[Element placement data]
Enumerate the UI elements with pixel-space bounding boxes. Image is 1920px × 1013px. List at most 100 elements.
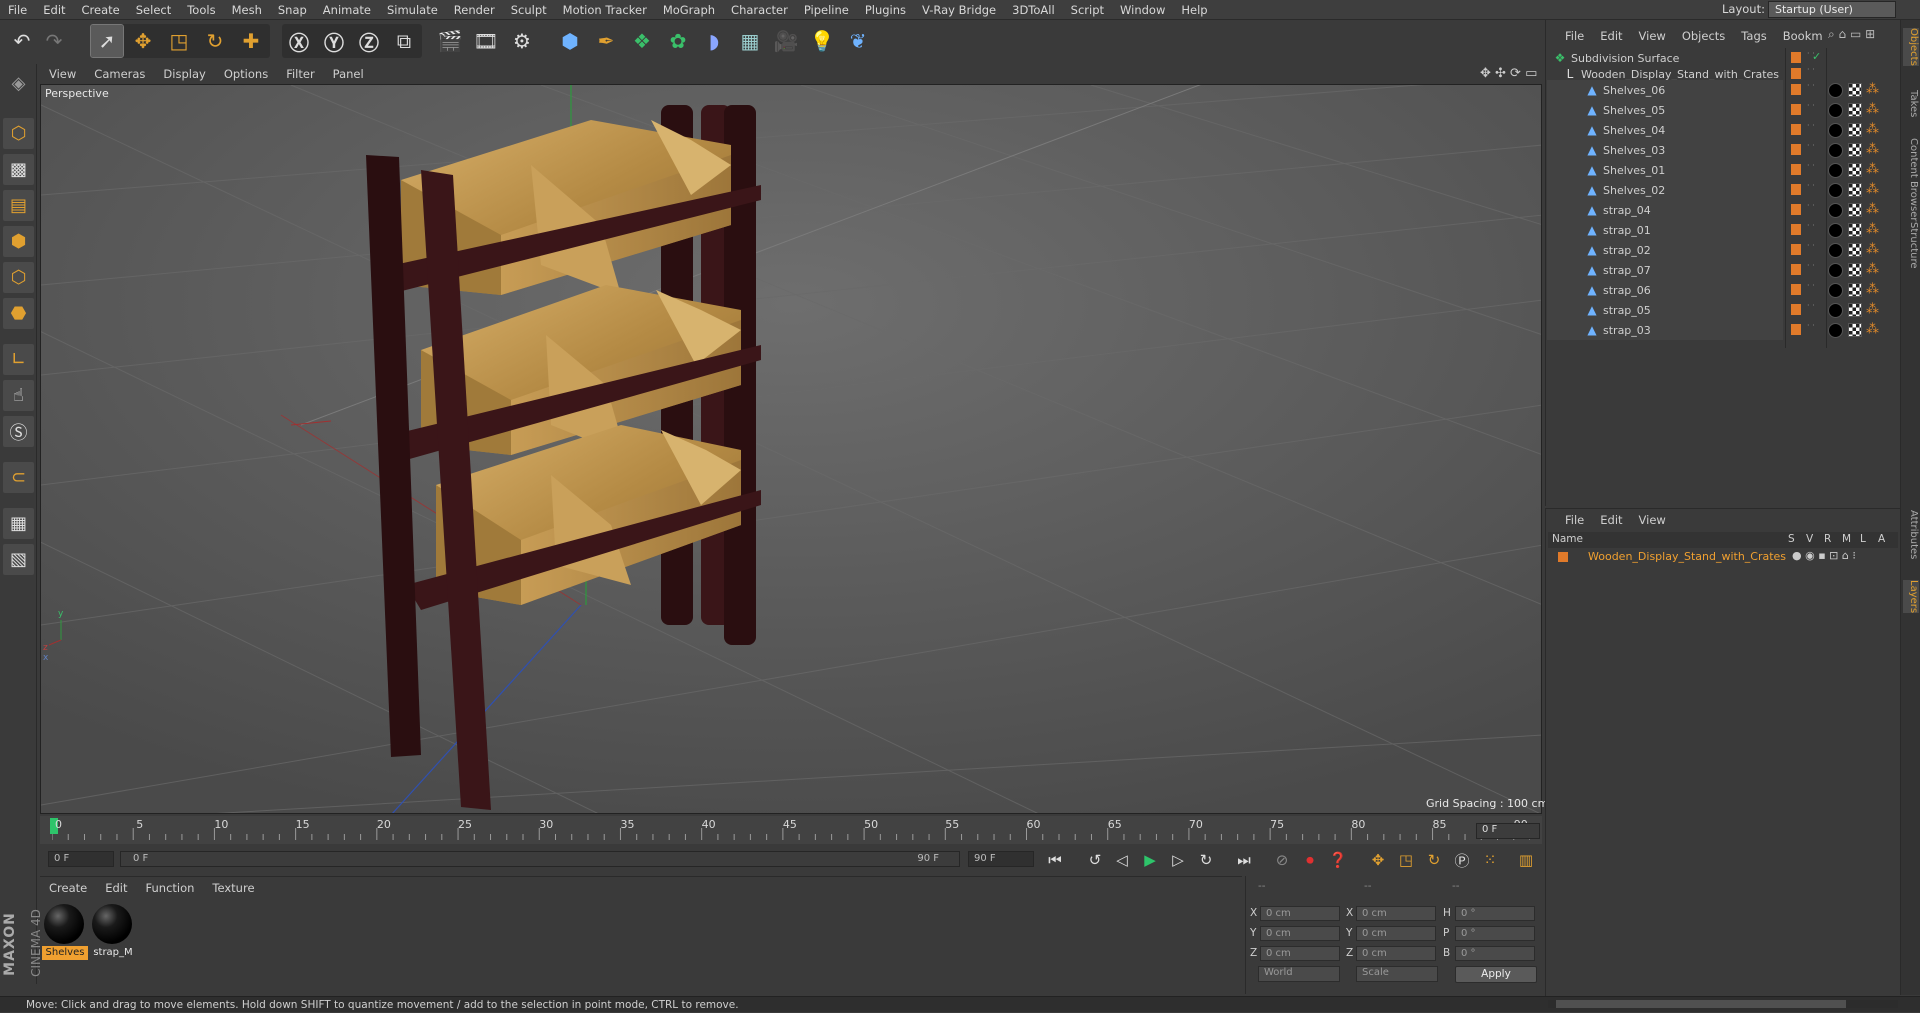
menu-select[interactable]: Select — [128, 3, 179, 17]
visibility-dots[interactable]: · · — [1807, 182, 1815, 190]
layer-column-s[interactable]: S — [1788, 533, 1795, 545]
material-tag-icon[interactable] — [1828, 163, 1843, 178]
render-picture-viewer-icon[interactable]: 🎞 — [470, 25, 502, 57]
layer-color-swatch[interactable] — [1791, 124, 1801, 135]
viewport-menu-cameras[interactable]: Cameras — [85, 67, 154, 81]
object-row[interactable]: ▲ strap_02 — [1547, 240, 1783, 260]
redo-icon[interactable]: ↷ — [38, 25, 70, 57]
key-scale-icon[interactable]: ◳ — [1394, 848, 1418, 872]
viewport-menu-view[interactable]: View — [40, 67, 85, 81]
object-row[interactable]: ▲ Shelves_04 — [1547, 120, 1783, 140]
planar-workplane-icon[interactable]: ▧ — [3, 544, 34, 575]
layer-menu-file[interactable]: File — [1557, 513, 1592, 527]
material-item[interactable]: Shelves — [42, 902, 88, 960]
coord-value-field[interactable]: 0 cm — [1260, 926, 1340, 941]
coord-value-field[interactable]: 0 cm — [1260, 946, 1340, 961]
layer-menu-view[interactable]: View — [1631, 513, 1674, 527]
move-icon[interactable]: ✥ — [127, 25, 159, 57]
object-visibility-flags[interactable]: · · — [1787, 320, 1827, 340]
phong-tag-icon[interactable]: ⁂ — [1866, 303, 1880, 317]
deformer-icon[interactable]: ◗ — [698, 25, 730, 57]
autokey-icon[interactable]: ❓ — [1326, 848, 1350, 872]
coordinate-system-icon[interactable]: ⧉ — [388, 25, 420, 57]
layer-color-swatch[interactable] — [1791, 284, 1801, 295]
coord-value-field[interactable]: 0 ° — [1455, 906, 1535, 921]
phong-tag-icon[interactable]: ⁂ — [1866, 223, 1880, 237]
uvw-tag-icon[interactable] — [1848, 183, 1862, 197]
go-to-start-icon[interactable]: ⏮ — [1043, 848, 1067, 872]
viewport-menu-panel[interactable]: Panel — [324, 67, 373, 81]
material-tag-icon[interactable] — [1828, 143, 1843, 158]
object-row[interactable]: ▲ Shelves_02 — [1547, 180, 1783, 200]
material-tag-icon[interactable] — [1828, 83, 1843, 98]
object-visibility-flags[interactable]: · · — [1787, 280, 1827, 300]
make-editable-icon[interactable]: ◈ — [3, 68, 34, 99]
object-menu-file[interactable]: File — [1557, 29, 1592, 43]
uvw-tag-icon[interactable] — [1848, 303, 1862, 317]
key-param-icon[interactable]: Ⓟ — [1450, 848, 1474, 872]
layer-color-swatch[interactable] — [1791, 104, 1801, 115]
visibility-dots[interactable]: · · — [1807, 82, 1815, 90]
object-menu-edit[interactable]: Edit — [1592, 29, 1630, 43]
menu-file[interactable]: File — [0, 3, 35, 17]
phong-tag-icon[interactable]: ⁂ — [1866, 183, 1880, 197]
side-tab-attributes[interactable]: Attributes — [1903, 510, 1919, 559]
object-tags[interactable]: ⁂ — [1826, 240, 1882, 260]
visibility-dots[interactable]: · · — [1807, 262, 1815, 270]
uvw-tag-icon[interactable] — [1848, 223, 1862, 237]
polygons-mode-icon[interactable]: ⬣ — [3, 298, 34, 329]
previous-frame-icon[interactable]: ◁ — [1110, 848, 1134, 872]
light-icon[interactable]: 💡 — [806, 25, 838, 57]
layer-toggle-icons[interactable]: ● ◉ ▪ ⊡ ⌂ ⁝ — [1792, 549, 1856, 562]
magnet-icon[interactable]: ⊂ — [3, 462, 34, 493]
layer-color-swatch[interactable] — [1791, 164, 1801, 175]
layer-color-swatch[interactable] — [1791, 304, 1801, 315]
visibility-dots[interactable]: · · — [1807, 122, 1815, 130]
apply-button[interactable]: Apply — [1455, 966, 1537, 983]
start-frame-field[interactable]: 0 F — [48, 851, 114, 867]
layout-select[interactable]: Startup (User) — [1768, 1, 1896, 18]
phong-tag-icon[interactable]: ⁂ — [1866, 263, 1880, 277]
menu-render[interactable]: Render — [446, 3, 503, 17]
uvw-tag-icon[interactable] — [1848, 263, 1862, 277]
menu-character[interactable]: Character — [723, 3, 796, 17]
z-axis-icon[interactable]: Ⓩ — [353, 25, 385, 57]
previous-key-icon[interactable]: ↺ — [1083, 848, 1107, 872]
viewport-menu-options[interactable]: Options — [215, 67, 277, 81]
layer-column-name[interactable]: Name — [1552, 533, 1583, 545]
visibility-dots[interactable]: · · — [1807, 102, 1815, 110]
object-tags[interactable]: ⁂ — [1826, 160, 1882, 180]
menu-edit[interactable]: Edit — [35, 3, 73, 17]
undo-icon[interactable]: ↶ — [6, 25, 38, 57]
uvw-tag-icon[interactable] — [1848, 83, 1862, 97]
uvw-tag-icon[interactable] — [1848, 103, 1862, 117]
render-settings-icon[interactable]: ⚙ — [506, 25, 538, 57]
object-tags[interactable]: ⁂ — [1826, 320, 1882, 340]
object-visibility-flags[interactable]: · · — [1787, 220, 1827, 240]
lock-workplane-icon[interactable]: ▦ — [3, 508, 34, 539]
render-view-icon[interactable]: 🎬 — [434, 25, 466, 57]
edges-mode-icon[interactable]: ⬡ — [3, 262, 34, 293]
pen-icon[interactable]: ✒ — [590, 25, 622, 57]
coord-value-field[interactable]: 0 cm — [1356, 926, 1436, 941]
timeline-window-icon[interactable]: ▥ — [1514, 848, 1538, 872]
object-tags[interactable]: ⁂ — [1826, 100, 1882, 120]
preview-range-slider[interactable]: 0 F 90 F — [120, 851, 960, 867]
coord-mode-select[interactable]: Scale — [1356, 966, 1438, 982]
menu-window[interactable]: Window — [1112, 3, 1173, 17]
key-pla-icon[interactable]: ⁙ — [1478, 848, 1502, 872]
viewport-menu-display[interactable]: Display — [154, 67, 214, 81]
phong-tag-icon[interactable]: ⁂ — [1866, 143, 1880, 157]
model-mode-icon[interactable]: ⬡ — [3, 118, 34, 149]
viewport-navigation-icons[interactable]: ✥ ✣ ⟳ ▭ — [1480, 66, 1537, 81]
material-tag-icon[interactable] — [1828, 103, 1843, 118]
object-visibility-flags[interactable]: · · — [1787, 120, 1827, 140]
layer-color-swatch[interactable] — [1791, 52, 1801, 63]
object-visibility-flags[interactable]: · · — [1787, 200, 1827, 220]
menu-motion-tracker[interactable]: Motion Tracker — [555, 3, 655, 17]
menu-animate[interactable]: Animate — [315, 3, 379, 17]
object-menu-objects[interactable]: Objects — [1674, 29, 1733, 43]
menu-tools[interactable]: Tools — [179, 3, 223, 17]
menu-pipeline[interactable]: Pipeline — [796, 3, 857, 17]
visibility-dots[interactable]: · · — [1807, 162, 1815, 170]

---

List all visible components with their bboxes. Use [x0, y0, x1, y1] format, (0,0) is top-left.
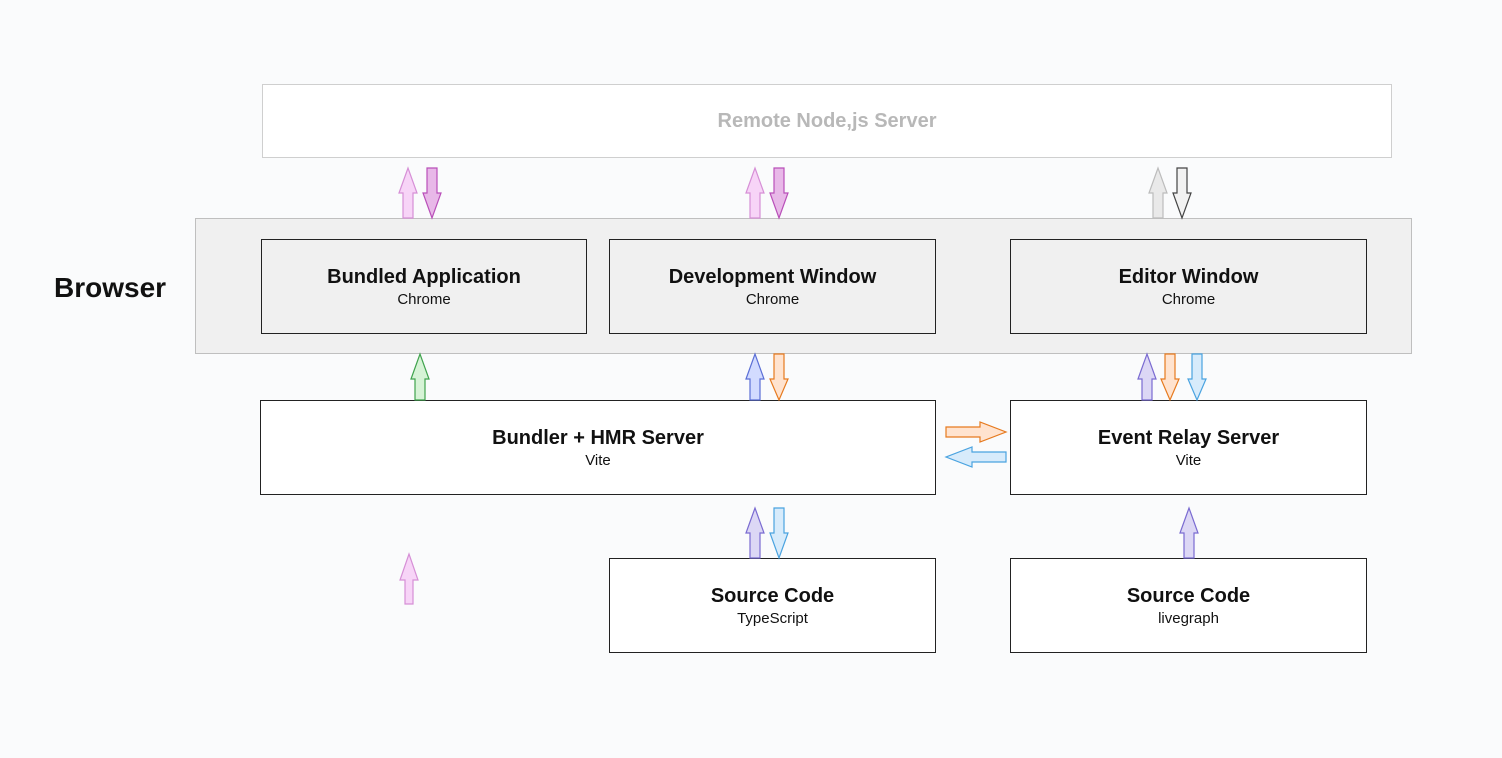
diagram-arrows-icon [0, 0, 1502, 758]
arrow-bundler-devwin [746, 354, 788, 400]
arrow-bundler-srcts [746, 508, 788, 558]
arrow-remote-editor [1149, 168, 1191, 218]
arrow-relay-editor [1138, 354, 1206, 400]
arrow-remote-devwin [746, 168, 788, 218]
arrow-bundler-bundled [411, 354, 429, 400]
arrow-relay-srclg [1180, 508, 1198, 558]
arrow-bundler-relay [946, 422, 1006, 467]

* What you will do *
Which lines in the data contain the string "window"? Locate each one and copy it in full.

* The completed task *
timeline-window-icon[interactable]: ▥ — [1514, 848, 1538, 872]
menu-window[interactable]: Window — [1112, 3, 1173, 17]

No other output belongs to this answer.